## Set problem
Extract all of the entries and give them again, word for word.

## Data provided
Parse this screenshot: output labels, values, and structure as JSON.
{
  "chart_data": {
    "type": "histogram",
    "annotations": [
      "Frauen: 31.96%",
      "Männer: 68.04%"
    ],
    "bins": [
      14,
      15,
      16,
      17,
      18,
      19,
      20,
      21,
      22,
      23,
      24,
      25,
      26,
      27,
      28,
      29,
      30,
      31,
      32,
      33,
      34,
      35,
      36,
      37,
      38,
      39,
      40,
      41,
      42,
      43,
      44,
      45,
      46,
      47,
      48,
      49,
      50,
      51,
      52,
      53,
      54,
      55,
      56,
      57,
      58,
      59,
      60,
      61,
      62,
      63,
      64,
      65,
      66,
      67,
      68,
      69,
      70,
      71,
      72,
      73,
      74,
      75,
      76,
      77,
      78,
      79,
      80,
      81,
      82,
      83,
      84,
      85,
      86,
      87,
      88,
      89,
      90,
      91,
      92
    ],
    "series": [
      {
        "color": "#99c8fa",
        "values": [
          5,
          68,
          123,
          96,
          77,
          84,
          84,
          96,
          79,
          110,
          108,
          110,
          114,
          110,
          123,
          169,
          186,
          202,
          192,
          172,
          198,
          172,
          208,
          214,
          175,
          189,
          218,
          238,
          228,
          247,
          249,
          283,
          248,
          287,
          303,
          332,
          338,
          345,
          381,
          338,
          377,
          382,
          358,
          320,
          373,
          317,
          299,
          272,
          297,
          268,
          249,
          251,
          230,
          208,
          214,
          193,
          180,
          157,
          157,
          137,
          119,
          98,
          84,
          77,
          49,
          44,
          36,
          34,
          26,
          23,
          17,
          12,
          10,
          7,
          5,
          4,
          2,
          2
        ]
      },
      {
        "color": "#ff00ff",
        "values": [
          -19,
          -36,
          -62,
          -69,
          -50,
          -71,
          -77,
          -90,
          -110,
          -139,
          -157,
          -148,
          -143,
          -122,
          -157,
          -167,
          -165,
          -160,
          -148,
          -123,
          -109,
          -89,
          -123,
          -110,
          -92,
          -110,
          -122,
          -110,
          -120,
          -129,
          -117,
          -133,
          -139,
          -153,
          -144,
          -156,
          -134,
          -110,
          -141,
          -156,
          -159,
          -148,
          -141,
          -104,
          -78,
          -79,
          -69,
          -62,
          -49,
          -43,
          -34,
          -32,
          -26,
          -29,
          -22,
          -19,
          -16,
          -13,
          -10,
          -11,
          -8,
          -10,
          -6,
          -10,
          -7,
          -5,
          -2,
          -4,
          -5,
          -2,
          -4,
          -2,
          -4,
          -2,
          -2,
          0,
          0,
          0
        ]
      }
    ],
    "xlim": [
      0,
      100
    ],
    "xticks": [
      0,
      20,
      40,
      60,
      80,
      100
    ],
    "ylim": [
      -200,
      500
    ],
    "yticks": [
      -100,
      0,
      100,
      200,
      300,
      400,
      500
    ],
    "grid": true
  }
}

## Output of the task
Parse this screenshot: output labels, values, and structure as JSON.
{
  "chart_data": {
    "type": "histogram",
    "annotations": [
      "Frauen: 31.96%",
      "Männer: 68.04%"
    ],
    "bins": [
      14,
      15,
      16,
      17,
      18,
      19,
      20,
      21,
      22,
      23,
      24,
      25,
      26,
      27,
      28,
      29,
      30,
      31,
      32,
      33,
      34,
      35,
      36,
      37,
      38,
      39,
      40,
      41,
      42,
      43,
      44,
      45,
      46,
      47,
      48,
      49,
      50,
      51,
      52,
      53,
      54,
      55,
      56,
      57,
      58,
      59,
      60,
      61,
      62,
      63,
      64,
      65,
      66,
      67,
      68,
      69,
      70,
      71,
      72,
      73,
      74,
      75,
      76,
      77,
      78,
      79,
      80,
      81,
      82,
      83,
      84,
      85,
      86,
      87,
      88,
      89,
      90,
      91,
      92
    ],
    "series": [
      {
        "color": "#99c8fa",
        "values": [
          5,
          68,
          123,
          96,
          77,
          84,
          84,
          96,
          79,
          110,
          108,
          110,
          114,
          110,
          123,
          169,
          186,
          202,
          192,
          172,
          198,
          172,
          208,
          214,
          175,
          189,
          218,
          238,
          228,
          247,
          249,
          283,
          248,
          287,
          303,
          332,
          338,
          345,
          381,
          338,
          377,
          382,
          358,
          320,
          373,
          317,
          299,
          272,
          297,
          268,
          249,
          251,
          230,
          208,
          214,
          193,
          180,
          157,
          157,
          137,
          119,
          98,
          84,
          77,
          49,
          44,
          36,
          34,
          26,
          23,
          17,
          12,
          10,
          7,
          5,
          4,
          2,
          2
        ]
      },
      {
        "color": "#ff00ff",
        "values": [
          -19,
          -36,
          -62,
          -69,
          -50,
          -71,
          -77,
          -90,
          -110,
          -139,
          -157,
          -148,
          -143,
          -122,
          -157,
          -167,
          -165,
          -160,
          -148,
          -123,
          -109,
          -89,
          -123,
          -110,
          -92,
          -110,
          -122,
          -110,
          -120,
          -129,
          -117,
          -133,
          -139,
          -153,
          -144,
          -156,
          -134,
          -110,
          -141,
          -156,
          -159,
          -148,
          -141,
          -104,
          -78,
          -79,
          -69,
          -62,
          -49,
          -43,
          -34,
          -32,
          -26,
          -29,
          -22,
          -19,
          -16,
          -13,
          -10,
          -11,
          -8,
          -10,
          -6,
          -10,
          -7,
          -5,
          -2,
          -4,
          -5,
          -2,
          -4,
          -2,
          -4,
          -2,
          -2,
          0,
          0,
          0
        ]
      }
    ],
    "xlim": [
      0,
      100
    ],
    "xticks": [
      0,
      20,
      40,
      60,
      80,
      100
    ],
    "ylim": [
      -200,
      500
    ],
    "yticks": [
      -100,
      0,
      100,
      200,
      300,
      400,
      500
    ],
    "grid": true
  }
}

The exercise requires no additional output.